**Problem details**: Can you print the data exactly and leave out each image?

**Provided entries**:
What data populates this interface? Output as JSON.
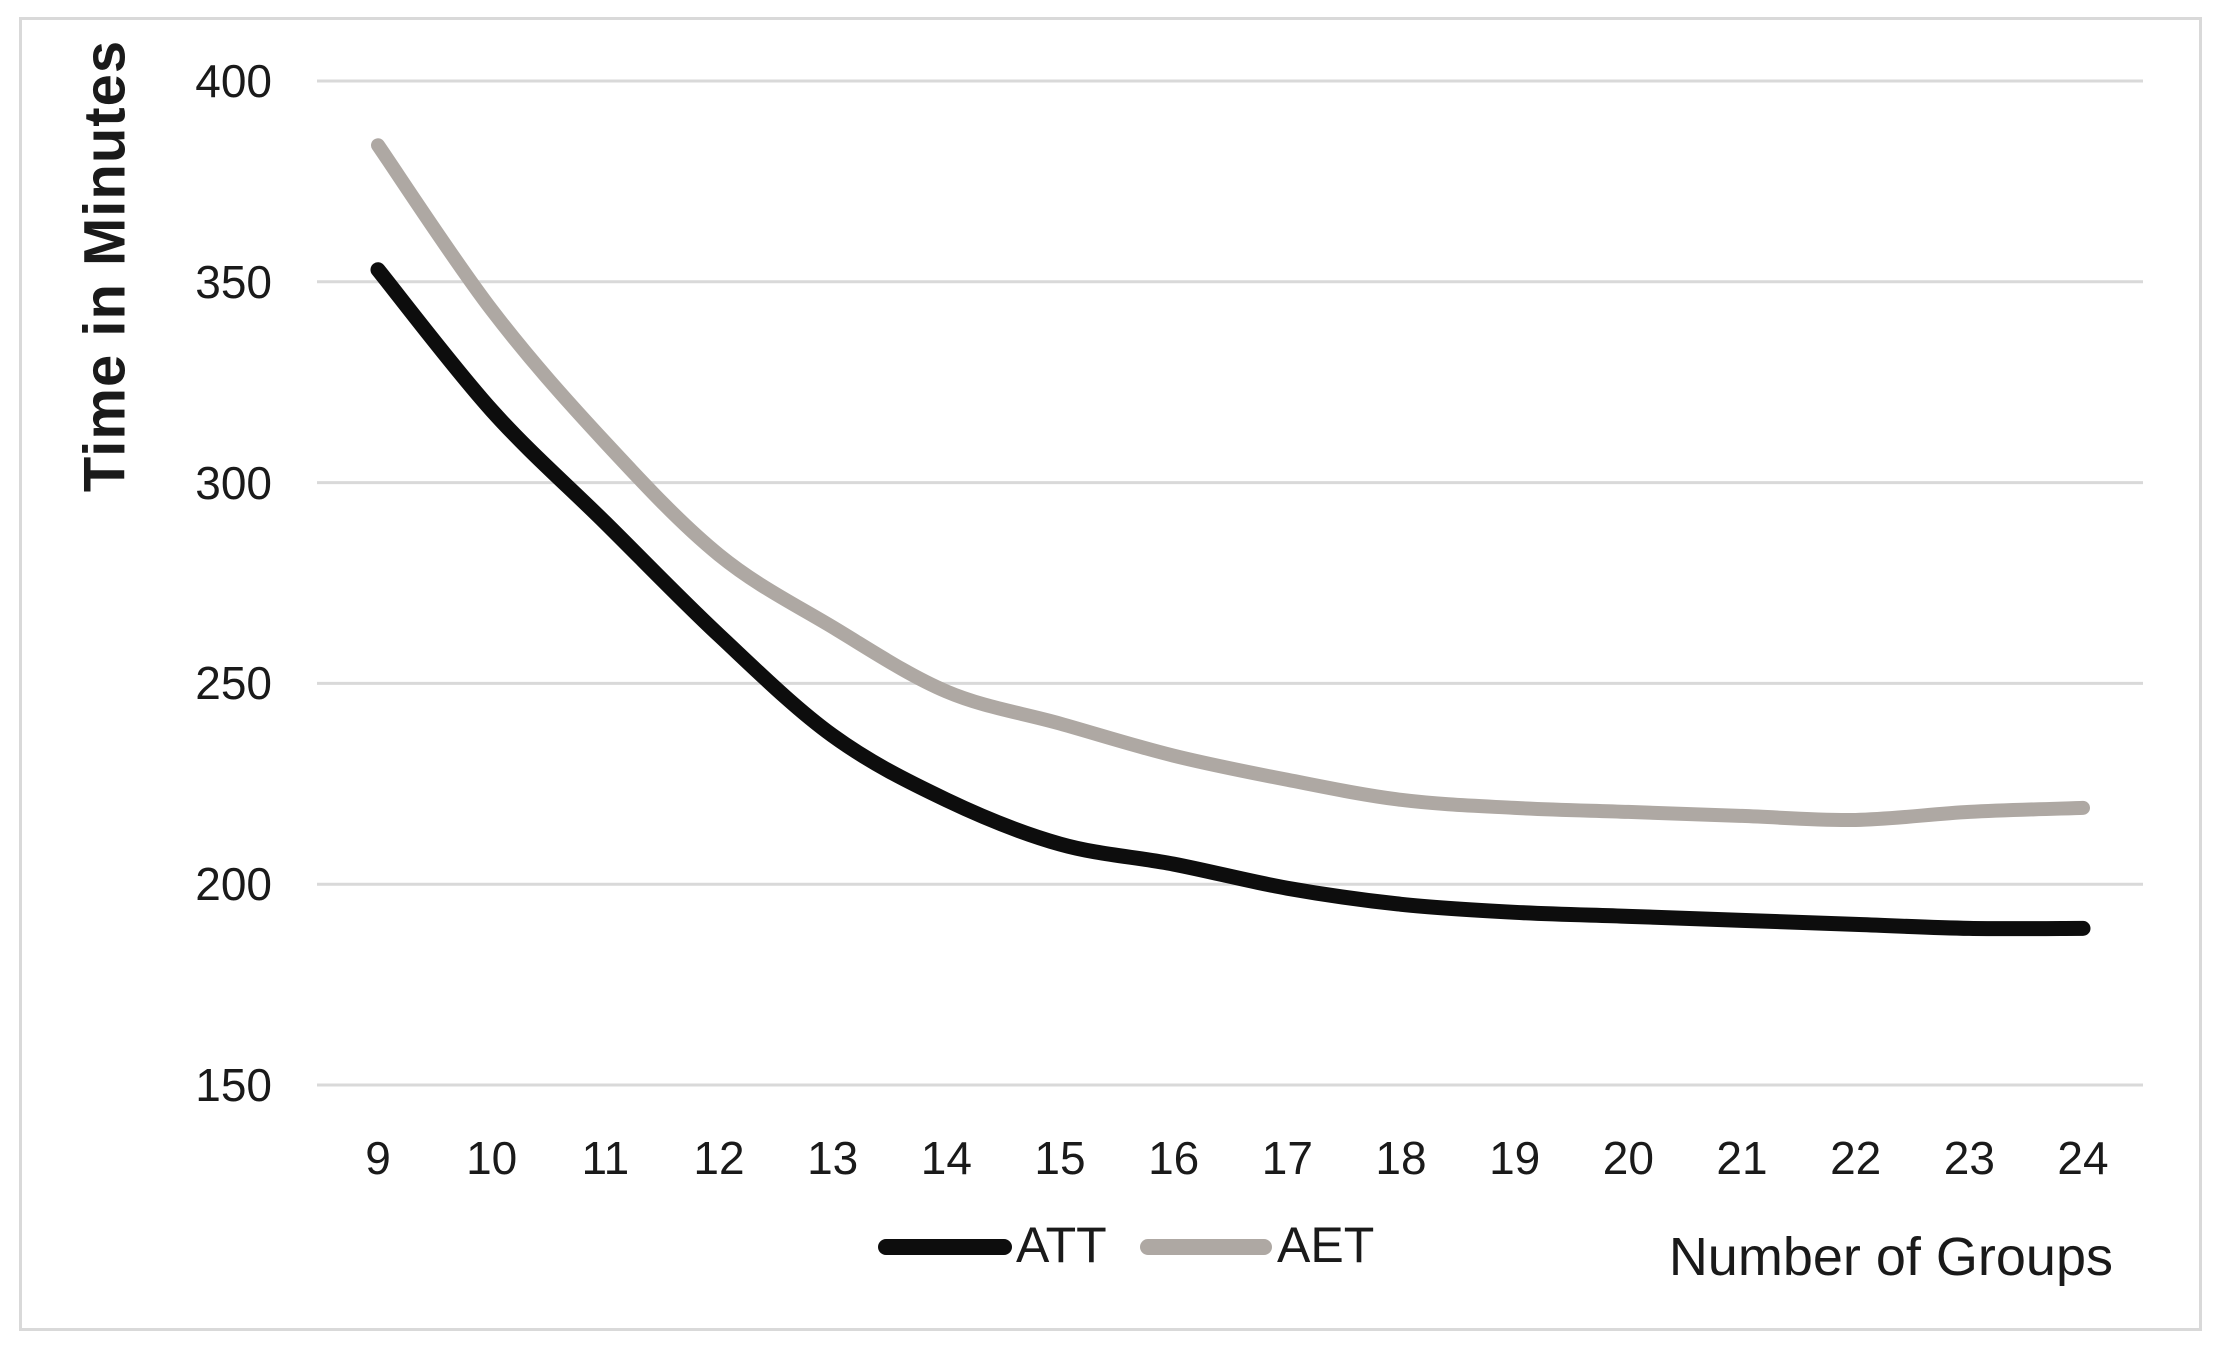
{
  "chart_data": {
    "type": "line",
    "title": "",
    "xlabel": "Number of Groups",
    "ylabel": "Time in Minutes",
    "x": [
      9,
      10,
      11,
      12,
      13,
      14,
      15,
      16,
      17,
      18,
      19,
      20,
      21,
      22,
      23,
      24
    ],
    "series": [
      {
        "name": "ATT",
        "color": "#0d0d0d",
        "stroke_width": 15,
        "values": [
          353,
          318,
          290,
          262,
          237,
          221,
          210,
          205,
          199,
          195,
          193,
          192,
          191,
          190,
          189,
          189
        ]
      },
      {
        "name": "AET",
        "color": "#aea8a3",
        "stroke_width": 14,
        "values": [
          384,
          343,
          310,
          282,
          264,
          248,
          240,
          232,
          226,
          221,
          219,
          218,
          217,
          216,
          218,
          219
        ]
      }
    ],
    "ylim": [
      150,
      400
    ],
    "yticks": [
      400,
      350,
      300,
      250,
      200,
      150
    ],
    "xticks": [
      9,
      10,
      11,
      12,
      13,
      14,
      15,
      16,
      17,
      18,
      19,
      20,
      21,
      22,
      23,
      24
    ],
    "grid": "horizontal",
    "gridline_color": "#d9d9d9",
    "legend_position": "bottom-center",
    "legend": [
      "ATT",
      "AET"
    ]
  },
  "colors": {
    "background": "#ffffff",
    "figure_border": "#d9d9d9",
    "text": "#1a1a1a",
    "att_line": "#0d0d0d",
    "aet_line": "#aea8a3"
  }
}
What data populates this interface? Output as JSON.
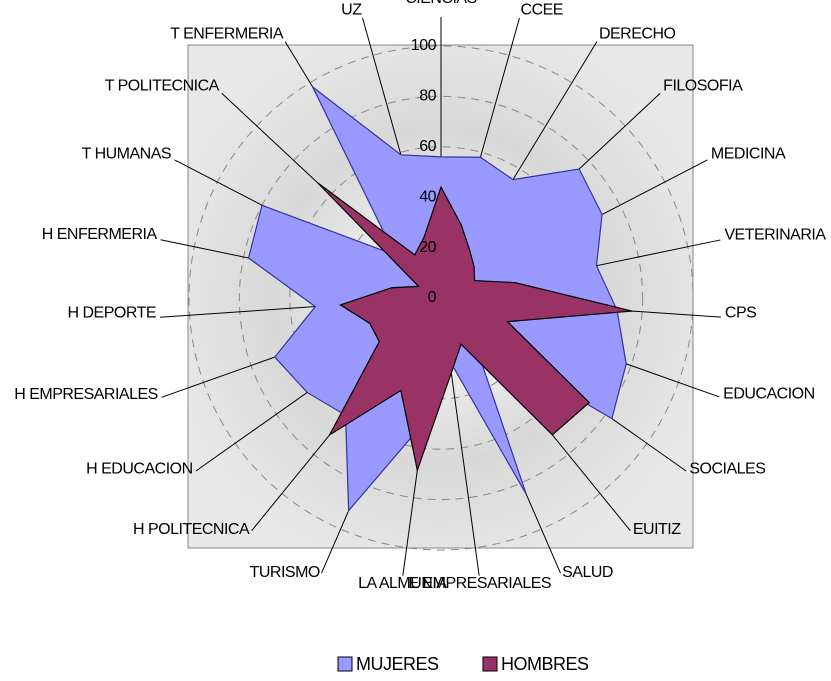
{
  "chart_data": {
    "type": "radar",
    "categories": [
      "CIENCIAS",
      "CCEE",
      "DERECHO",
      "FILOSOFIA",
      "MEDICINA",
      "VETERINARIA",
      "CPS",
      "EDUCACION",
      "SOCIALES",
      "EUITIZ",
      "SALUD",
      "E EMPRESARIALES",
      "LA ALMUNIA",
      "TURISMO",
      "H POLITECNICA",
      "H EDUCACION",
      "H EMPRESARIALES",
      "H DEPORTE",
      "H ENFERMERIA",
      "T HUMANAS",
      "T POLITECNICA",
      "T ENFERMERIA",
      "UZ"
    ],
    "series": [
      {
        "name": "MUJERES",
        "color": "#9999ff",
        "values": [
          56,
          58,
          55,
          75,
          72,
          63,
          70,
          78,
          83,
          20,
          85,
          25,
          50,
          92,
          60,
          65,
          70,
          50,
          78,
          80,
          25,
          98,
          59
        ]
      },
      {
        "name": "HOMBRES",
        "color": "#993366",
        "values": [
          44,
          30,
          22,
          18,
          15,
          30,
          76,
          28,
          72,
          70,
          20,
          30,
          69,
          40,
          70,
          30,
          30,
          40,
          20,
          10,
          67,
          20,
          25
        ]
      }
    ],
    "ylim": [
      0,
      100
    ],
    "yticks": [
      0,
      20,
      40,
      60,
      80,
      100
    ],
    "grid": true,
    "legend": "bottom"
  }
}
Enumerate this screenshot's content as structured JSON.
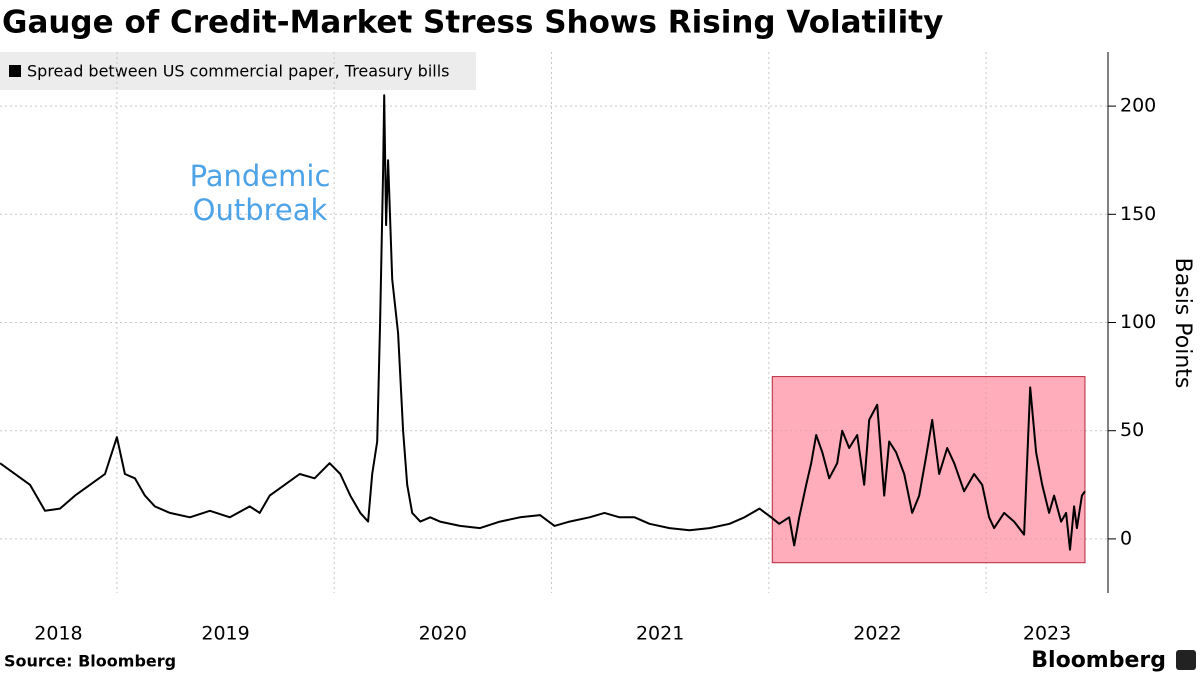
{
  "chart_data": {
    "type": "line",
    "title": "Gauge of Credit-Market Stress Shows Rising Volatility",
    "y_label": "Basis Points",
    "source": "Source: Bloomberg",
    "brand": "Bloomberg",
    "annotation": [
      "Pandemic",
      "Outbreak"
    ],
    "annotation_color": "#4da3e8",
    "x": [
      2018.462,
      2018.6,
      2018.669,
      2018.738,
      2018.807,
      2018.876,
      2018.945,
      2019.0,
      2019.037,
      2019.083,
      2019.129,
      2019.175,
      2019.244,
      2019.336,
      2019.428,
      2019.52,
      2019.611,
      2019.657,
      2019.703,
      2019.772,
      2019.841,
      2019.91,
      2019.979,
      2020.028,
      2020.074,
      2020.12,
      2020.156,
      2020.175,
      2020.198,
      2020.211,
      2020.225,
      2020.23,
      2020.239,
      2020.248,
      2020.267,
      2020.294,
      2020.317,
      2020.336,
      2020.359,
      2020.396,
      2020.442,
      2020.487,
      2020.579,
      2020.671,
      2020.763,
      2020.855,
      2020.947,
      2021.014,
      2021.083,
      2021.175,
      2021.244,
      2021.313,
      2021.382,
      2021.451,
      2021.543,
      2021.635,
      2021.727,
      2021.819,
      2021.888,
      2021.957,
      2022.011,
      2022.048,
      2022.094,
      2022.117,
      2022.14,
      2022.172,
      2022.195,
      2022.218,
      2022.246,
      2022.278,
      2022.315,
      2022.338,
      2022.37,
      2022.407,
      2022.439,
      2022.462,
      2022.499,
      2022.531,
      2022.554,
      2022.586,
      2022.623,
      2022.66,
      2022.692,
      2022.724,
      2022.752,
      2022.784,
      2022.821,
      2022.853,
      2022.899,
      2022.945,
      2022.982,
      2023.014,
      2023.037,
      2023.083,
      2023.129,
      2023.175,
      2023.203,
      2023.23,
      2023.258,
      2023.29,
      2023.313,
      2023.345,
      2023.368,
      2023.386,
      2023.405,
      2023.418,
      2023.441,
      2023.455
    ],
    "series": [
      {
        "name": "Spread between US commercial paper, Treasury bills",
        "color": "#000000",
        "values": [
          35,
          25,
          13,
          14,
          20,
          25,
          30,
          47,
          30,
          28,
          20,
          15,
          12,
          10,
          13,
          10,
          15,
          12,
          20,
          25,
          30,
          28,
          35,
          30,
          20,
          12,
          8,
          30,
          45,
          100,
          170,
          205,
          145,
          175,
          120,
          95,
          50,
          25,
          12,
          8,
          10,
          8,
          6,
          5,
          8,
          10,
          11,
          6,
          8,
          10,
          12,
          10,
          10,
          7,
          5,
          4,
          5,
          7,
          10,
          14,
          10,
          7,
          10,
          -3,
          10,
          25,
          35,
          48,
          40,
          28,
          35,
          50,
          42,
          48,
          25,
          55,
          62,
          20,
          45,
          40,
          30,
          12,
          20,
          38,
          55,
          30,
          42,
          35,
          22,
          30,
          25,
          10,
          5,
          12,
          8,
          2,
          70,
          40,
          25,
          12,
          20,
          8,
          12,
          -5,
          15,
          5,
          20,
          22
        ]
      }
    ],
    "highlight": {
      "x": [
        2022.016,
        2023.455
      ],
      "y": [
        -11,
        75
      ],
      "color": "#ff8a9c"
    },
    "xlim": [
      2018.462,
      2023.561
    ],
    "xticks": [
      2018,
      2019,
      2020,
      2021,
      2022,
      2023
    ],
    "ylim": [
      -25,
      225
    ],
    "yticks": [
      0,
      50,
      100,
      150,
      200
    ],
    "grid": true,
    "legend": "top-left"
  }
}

**Response below**:
What data populates this interface? Output as JSON.
{
  "chart_data": {
    "type": "line",
    "title": "",
    "xlabel": "Number of Groups",
    "ylabel": "Time in Minutes",
    "x": [
      9,
      10,
      11,
      12,
      13,
      14,
      15,
      16,
      17,
      18,
      19,
      20,
      21,
      22,
      23,
      24
    ],
    "series": [
      {
        "name": "ATT",
        "color": "#0d0d0d",
        "stroke_width": 15,
        "values": [
          353,
          318,
          290,
          262,
          237,
          221,
          210,
          205,
          199,
          195,
          193,
          192,
          191,
          190,
          189,
          189
        ]
      },
      {
        "name": "AET",
        "color": "#aea8a3",
        "stroke_width": 14,
        "values": [
          384,
          343,
          310,
          282,
          264,
          248,
          240,
          232,
          226,
          221,
          219,
          218,
          217,
          216,
          218,
          219
        ]
      }
    ],
    "ylim": [
      150,
      400
    ],
    "yticks": [
      400,
      350,
      300,
      250,
      200,
      150
    ],
    "xticks": [
      9,
      10,
      11,
      12,
      13,
      14,
      15,
      16,
      17,
      18,
      19,
      20,
      21,
      22,
      23,
      24
    ],
    "grid": "horizontal",
    "gridline_color": "#d9d9d9",
    "legend_position": "bottom-center",
    "legend": [
      "ATT",
      "AET"
    ]
  },
  "colors": {
    "background": "#ffffff",
    "figure_border": "#d9d9d9",
    "text": "#1a1a1a",
    "att_line": "#0d0d0d",
    "aet_line": "#aea8a3"
  }
}
What data populates this interface? Output as JSON.
{
  "chart_data": {
    "type": "radar",
    "categories": [
      "CIENCIAS",
      "CCEE",
      "DERECHO",
      "FILOSOFIA",
      "MEDICINA",
      "VETERINARIA",
      "CPS",
      "EDUCACION",
      "SOCIALES",
      "EUITIZ",
      "SALUD",
      "E EMPRESARIALES",
      "LA ALMUNIA",
      "TURISMO",
      "H POLITECNICA",
      "H EDUCACION",
      "H EMPRESARIALES",
      "H DEPORTE",
      "H ENFERMERIA",
      "T HUMANAS",
      "T POLITECNICA",
      "T ENFERMERIA",
      "UZ"
    ],
    "series": [
      {
        "name": "MUJERES",
        "color": "#9999ff",
        "values": [
          56,
          58,
          55,
          75,
          72,
          63,
          70,
          78,
          83,
          20,
          85,
          25,
          50,
          92,
          60,
          65,
          70,
          50,
          78,
          80,
          25,
          98,
          59
        ]
      },
      {
        "name": "HOMBRES",
        "color": "#993366",
        "values": [
          44,
          30,
          22,
          18,
          15,
          30,
          76,
          28,
          72,
          70,
          20,
          30,
          69,
          40,
          70,
          30,
          30,
          40,
          20,
          10,
          67,
          20,
          25
        ]
      }
    ],
    "ylim": [
      0,
      100
    ],
    "yticks": [
      0,
      20,
      40,
      60,
      80,
      100
    ],
    "grid": true,
    "legend": "bottom"
  }
}
Enumerate this screenshot's content as structured JSON.
{
  "chart_data": {
    "type": "line",
    "title": "Gauge of Credit-Market Stress Shows Rising Volatility",
    "y_label": "Basis Points",
    "source": "Source: Bloomberg",
    "brand": "Bloomberg",
    "annotation": [
      "Pandemic",
      "Outbreak"
    ],
    "annotation_color": "#4da3e8",
    "x": [
      2018.462,
      2018.6,
      2018.669,
      2018.738,
      2018.807,
      2018.876,
      2018.945,
      2019.0,
      2019.037,
      2019.083,
      2019.129,
      2019.175,
      2019.244,
      2019.336,
      2019.428,
      2019.52,
      2019.611,
      2019.657,
      2019.703,
      2019.772,
      2019.841,
      2019.91,
      2019.979,
      2020.028,
      2020.074,
      2020.12,
      2020.156,
      2020.175,
      2020.198,
      2020.211,
      2020.225,
      2020.23,
      2020.239,
      2020.248,
      2020.267,
      2020.294,
      2020.317,
      2020.336,
      2020.359,
      2020.396,
      2020.442,
      2020.487,
      2020.579,
      2020.671,
      2020.763,
      2020.855,
      2020.947,
      2021.014,
      2021.083,
      2021.175,
      2021.244,
      2021.313,
      2021.382,
      2021.451,
      2021.543,
      2021.635,
      2021.727,
      2021.819,
      2021.888,
      2021.957,
      2022.011,
      2022.048,
      2022.094,
      2022.117,
      2022.14,
      2022.172,
      2022.195,
      2022.218,
      2022.246,
      2022.278,
      2022.315,
      2022.338,
      2022.37,
      2022.407,
      2022.439,
      2022.462,
      2022.499,
      2022.531,
      2022.554,
      2022.586,
      2022.623,
      2022.66,
      2022.692,
      2022.724,
      2022.752,
      2022.784,
      2022.821,
      2022.853,
      2022.899,
      2022.945,
      2022.982,
      2023.014,
      2023.037,
      2023.083,
      2023.129,
      2023.175,
      2023.203,
      2023.23,
      2023.258,
      2023.29,
      2023.313,
      2023.345,
      2023.368,
      2023.386,
      2023.405,
      2023.418,
      2023.441,
      2023.455
    ],
    "series": [
      {
        "name": "Spread between US commercial paper, Treasury bills",
        "color": "#000000",
        "values": [
          35,
          25,
          13,
          14,
          20,
          25,
          30,
          47,
          30,
          28,
          20,
          15,
          12,
          10,
          13,
          10,
          15,
          12,
          20,
          25,
          30,
          28,
          35,
          30,
          20,
          12,
          8,
          30,
          45,
          100,
          170,
          205,
          145,
          175,
          120,
          95,
          50,
          25,
          12,
          8,
          10,
          8,
          6,
          5,
          8,
          10,
          11,
          6,
          8,
          10,
          12,
          10,
          10,
          7,
          5,
          4,
          5,
          7,
          10,
          14,
          10,
          7,
          10,
          -3,
          10,
          25,
          35,
          48,
          40,
          28,
          35,
          50,
          42,
          48,
          25,
          55,
          62,
          20,
          45,
          40,
          30,
          12,
          20,
          38,
          55,
          30,
          42,
          35,
          22,
          30,
          25,
          10,
          5,
          12,
          8,
          2,
          70,
          40,
          25,
          12,
          20,
          8,
          12,
          -5,
          15,
          5,
          20,
          22
        ]
      }
    ],
    "highlight": {
      "x": [
        2022.016,
        2023.455
      ],
      "y": [
        -11,
        75
      ],
      "color": "#ff8a9c"
    },
    "xlim": [
      2018.462,
      2023.561
    ],
    "xticks": [
      2018,
      2019,
      2020,
      2021,
      2022,
      2023
    ],
    "ylim": [
      -25,
      225
    ],
    "yticks": [
      0,
      50,
      100,
      150,
      200
    ],
    "grid": true,
    "legend": "top-left"
  }
}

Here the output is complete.